Written exercise: The records below need retyping in full; give them again exactly.

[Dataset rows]
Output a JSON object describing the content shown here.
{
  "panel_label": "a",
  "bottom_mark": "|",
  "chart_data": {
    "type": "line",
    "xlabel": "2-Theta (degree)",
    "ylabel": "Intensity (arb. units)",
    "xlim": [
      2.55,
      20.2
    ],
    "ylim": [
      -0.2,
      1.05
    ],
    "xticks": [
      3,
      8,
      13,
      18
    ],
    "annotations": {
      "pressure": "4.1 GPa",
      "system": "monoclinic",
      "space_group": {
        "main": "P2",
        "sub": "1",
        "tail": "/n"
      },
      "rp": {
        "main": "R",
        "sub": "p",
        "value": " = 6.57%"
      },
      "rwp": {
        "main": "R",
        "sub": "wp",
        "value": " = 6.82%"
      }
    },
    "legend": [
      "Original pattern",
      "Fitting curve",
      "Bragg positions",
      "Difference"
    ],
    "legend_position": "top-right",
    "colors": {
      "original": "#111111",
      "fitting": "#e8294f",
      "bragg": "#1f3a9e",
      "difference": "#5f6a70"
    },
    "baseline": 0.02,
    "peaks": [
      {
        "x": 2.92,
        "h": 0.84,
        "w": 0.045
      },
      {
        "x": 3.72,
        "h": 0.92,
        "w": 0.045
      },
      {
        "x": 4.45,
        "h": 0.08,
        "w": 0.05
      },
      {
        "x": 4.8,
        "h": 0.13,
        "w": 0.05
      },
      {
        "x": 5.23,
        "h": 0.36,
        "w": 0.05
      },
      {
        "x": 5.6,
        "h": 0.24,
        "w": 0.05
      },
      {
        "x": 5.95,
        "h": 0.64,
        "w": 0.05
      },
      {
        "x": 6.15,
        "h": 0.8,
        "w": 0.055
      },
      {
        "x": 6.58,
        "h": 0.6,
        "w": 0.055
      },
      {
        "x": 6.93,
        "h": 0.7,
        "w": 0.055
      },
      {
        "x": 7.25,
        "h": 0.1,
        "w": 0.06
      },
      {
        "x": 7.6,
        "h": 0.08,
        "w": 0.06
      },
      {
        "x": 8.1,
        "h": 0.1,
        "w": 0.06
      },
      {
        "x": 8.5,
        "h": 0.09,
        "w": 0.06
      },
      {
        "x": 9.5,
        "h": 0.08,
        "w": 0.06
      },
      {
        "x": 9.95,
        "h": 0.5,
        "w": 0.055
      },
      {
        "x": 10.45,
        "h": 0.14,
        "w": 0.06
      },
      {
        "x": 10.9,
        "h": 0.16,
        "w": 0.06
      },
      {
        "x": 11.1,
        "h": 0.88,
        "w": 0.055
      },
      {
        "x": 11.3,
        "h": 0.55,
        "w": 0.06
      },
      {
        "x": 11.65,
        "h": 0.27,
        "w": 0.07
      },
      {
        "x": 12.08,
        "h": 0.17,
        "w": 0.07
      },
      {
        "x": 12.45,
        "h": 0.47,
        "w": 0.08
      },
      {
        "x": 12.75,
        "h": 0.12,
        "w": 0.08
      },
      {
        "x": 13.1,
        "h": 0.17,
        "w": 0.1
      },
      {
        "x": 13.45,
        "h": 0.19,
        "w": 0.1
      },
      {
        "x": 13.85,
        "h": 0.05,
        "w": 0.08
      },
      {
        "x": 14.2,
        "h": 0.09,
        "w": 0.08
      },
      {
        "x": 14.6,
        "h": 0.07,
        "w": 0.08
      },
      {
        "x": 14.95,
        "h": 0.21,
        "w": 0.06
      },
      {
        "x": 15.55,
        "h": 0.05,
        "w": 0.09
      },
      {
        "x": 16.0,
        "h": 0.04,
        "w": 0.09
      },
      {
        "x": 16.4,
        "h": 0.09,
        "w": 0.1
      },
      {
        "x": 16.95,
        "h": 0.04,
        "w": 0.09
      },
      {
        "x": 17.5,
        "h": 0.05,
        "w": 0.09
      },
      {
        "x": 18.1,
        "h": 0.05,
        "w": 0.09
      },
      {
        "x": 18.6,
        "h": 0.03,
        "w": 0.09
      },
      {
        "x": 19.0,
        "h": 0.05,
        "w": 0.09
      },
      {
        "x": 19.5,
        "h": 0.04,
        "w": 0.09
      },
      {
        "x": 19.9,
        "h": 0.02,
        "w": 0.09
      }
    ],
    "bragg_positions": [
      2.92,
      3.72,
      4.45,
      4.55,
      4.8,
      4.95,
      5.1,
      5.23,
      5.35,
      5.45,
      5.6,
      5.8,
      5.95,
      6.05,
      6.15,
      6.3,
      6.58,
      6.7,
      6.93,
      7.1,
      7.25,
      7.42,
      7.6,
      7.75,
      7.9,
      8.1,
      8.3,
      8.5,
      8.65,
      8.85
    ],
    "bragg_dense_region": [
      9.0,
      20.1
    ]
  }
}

Task solution:
Output a JSON object describing the content shown here.
{
  "panel_label": "a",
  "bottom_mark": "|",
  "chart_data": {
    "type": "line",
    "xlabel": "2-Theta (degree)",
    "ylabel": "Intensity (arb. units)",
    "xlim": [
      2.55,
      20.2
    ],
    "ylim": [
      -0.2,
      1.05
    ],
    "xticks": [
      3,
      8,
      13,
      18
    ],
    "annotations": {
      "pressure": "4.1 GPa",
      "system": "monoclinic",
      "space_group": {
        "main": "P2",
        "sub": "1",
        "tail": "/n"
      },
      "rp": {
        "main": "R",
        "sub": "p",
        "value": " = 6.57%"
      },
      "rwp": {
        "main": "R",
        "sub": "wp",
        "value": " = 6.82%"
      }
    },
    "legend": [
      "Original pattern",
      "Fitting curve",
      "Bragg positions",
      "Difference"
    ],
    "legend_position": "top-right",
    "colors": {
      "original": "#111111",
      "fitting": "#e8294f",
      "bragg": "#1f3a9e",
      "difference": "#5f6a70"
    },
    "baseline": 0.02,
    "peaks": [
      {
        "x": 2.92,
        "h": 0.84,
        "w": 0.045
      },
      {
        "x": 3.72,
        "h": 0.92,
        "w": 0.045
      },
      {
        "x": 4.45,
        "h": 0.08,
        "w": 0.05
      },
      {
        "x": 4.8,
        "h": 0.13,
        "w": 0.05
      },
      {
        "x": 5.23,
        "h": 0.36,
        "w": 0.05
      },
      {
        "x": 5.6,
        "h": 0.24,
        "w": 0.05
      },
      {
        "x": 5.95,
        "h": 0.64,
        "w": 0.05
      },
      {
        "x": 6.15,
        "h": 0.8,
        "w": 0.055
      },
      {
        "x": 6.58,
        "h": 0.6,
        "w": 0.055
      },
      {
        "x": 6.93,
        "h": 0.7,
        "w": 0.055
      },
      {
        "x": 7.25,
        "h": 0.1,
        "w": 0.06
      },
      {
        "x": 7.6,
        "h": 0.08,
        "w": 0.06
      },
      {
        "x": 8.1,
        "h": 0.1,
        "w": 0.06
      },
      {
        "x": 8.5,
        "h": 0.09,
        "w": 0.06
      },
      {
        "x": 9.5,
        "h": 0.08,
        "w": 0.06
      },
      {
        "x": 9.95,
        "h": 0.5,
        "w": 0.055
      },
      {
        "x": 10.45,
        "h": 0.14,
        "w": 0.06
      },
      {
        "x": 10.9,
        "h": 0.16,
        "w": 0.06
      },
      {
        "x": 11.1,
        "h": 0.88,
        "w": 0.055
      },
      {
        "x": 11.3,
        "h": 0.55,
        "w": 0.06
      },
      {
        "x": 11.65,
        "h": 0.27,
        "w": 0.07
      },
      {
        "x": 12.08,
        "h": 0.17,
        "w": 0.07
      },
      {
        "x": 12.45,
        "h": 0.47,
        "w": 0.08
      },
      {
        "x": 12.75,
        "h": 0.12,
        "w": 0.08
      },
      {
        "x": 13.1,
        "h": 0.17,
        "w": 0.1
      },
      {
        "x": 13.45,
        "h": 0.19,
        "w": 0.1
      },
      {
        "x": 13.85,
        "h": 0.05,
        "w": 0.08
      },
      {
        "x": 14.2,
        "h": 0.09,
        "w": 0.08
      },
      {
        "x": 14.6,
        "h": 0.07,
        "w": 0.08
      },
      {
        "x": 14.95,
        "h": 0.21,
        "w": 0.06
      },
      {
        "x": 15.55,
        "h": 0.05,
        "w": 0.09
      },
      {
        "x": 16.0,
        "h": 0.04,
        "w": 0.09
      },
      {
        "x": 16.4,
        "h": 0.09,
        "w": 0.1
      },
      {
        "x": 16.95,
        "h": 0.04,
        "w": 0.09
      },
      {
        "x": 17.5,
        "h": 0.05,
        "w": 0.09
      },
      {
        "x": 18.1,
        "h": 0.05,
        "w": 0.09
      },
      {
        "x": 18.6,
        "h": 0.03,
        "w": 0.09
      },
      {
        "x": 19.0,
        "h": 0.05,
        "w": 0.09
      },
      {
        "x": 19.5,
        "h": 0.04,
        "w": 0.09
      },
      {
        "x": 19.9,
        "h": 0.02,
        "w": 0.09
      }
    ],
    "bragg_positions": [
      2.92,
      3.72,
      4.45,
      4.55,
      4.8,
      4.95,
      5.1,
      5.23,
      5.35,
      5.45,
      5.6,
      5.8,
      5.95,
      6.05,
      6.15,
      6.3,
      6.58,
      6.7,
      6.93,
      7.1,
      7.25,
      7.42,
      7.6,
      7.75,
      7.9,
      8.1,
      8.3,
      8.5,
      8.65,
      8.85
    ],
    "bragg_dense_region": [
      9.0,
      20.1
    ]
  }
}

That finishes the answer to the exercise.